[Data entries]
********

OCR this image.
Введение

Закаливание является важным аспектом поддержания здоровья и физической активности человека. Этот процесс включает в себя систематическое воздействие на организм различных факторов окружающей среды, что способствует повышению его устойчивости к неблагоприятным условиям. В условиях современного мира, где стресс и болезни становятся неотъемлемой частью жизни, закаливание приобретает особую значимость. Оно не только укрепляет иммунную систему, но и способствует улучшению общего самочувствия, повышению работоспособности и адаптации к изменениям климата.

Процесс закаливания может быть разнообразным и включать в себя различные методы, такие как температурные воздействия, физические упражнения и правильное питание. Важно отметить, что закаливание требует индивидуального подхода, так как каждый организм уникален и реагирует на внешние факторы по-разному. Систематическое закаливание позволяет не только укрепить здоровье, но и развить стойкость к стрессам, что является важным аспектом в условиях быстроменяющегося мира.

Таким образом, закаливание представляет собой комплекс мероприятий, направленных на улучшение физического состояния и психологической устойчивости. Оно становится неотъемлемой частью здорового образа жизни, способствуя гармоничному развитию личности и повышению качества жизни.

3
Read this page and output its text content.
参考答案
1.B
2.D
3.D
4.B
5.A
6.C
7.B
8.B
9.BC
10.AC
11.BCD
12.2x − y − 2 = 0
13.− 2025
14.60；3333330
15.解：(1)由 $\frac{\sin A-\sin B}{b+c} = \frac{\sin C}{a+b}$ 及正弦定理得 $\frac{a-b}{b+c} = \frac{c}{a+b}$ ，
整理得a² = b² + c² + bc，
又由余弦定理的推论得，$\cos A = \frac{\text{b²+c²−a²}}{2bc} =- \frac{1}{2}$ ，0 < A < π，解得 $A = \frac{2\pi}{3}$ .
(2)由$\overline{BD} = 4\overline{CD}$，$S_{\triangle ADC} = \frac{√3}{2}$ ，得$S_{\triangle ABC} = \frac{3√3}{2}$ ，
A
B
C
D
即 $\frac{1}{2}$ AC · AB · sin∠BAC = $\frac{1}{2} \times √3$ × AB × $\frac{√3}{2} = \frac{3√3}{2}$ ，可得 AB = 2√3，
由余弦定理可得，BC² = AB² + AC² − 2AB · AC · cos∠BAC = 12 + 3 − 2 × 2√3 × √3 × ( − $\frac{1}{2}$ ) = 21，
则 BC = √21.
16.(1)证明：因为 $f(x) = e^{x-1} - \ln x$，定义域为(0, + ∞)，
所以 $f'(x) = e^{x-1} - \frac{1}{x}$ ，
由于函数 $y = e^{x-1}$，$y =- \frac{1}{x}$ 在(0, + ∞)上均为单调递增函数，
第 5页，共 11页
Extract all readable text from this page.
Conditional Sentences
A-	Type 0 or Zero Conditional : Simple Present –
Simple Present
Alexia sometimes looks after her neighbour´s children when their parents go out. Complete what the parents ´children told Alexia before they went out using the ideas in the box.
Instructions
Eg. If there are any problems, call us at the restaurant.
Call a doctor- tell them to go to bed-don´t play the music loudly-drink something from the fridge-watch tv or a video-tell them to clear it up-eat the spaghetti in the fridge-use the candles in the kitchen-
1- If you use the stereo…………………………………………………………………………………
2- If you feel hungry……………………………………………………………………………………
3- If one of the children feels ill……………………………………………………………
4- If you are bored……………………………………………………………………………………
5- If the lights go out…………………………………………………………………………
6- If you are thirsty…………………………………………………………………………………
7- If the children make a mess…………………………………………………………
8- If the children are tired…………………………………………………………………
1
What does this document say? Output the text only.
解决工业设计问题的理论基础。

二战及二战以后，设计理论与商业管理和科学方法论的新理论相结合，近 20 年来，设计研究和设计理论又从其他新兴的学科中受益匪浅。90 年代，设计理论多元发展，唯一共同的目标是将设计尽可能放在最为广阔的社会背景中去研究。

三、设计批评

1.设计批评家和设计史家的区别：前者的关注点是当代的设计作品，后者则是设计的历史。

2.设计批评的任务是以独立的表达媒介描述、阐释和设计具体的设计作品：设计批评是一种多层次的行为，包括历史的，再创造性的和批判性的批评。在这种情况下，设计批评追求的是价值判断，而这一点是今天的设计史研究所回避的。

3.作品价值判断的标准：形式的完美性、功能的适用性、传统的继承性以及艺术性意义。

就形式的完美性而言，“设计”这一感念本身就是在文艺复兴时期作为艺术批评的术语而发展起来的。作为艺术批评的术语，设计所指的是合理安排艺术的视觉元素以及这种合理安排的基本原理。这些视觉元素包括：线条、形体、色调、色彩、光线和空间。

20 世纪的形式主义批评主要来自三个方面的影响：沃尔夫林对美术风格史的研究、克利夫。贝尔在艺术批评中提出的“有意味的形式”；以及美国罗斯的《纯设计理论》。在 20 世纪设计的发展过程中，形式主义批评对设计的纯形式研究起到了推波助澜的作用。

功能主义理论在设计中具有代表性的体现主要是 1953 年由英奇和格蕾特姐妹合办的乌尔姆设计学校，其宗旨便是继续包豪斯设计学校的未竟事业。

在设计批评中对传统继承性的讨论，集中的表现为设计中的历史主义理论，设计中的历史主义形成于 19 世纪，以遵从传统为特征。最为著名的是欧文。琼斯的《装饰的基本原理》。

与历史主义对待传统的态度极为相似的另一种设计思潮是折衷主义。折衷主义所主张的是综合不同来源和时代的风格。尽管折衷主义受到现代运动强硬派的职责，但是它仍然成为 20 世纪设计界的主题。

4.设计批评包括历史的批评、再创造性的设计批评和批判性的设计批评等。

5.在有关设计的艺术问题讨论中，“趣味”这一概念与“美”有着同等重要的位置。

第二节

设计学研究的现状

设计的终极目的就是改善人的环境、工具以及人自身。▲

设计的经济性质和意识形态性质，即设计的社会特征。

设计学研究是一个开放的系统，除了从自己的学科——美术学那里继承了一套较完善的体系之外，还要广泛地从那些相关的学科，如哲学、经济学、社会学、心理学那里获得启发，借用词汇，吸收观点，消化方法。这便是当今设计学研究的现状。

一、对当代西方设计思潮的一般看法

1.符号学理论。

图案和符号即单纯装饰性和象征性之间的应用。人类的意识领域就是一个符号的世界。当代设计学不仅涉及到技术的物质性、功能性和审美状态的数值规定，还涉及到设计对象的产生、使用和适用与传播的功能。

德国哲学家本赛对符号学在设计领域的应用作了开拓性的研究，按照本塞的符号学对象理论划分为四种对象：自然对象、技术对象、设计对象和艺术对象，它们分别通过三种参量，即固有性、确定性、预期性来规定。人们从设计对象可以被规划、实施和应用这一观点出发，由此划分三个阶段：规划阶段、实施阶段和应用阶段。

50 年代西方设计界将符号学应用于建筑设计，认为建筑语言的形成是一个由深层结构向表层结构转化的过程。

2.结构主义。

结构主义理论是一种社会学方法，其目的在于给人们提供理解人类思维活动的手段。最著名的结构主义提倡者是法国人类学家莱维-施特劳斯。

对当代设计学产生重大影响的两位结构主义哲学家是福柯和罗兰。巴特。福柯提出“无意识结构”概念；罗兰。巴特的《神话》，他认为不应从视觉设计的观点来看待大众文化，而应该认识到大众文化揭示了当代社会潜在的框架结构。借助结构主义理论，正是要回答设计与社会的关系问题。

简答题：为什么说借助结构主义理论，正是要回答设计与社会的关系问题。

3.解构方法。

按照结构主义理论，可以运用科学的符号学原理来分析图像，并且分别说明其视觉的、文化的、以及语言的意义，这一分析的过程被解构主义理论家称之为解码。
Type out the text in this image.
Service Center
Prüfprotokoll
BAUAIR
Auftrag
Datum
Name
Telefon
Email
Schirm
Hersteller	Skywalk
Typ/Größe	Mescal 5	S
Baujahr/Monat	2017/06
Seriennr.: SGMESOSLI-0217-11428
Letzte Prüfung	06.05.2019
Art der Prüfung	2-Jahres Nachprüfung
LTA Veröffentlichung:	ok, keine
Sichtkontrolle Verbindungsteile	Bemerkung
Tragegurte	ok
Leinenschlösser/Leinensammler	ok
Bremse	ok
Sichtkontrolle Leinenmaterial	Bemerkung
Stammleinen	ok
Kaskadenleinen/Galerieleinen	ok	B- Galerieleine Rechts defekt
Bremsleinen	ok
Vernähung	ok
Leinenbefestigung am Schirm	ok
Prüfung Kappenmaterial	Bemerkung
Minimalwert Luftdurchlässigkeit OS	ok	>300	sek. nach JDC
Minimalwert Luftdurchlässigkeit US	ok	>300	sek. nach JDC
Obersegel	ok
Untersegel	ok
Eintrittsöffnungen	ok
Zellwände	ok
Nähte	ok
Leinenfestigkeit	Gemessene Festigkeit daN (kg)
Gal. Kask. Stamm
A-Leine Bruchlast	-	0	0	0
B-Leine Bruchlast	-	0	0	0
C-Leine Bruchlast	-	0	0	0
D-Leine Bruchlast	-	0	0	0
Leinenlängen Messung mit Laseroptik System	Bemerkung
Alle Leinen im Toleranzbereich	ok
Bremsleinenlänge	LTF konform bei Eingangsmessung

********

REQUEST: Say how many lines in the entries contain the string "Luftdurchlässigkeit", and say nothing else.

RESULT: 2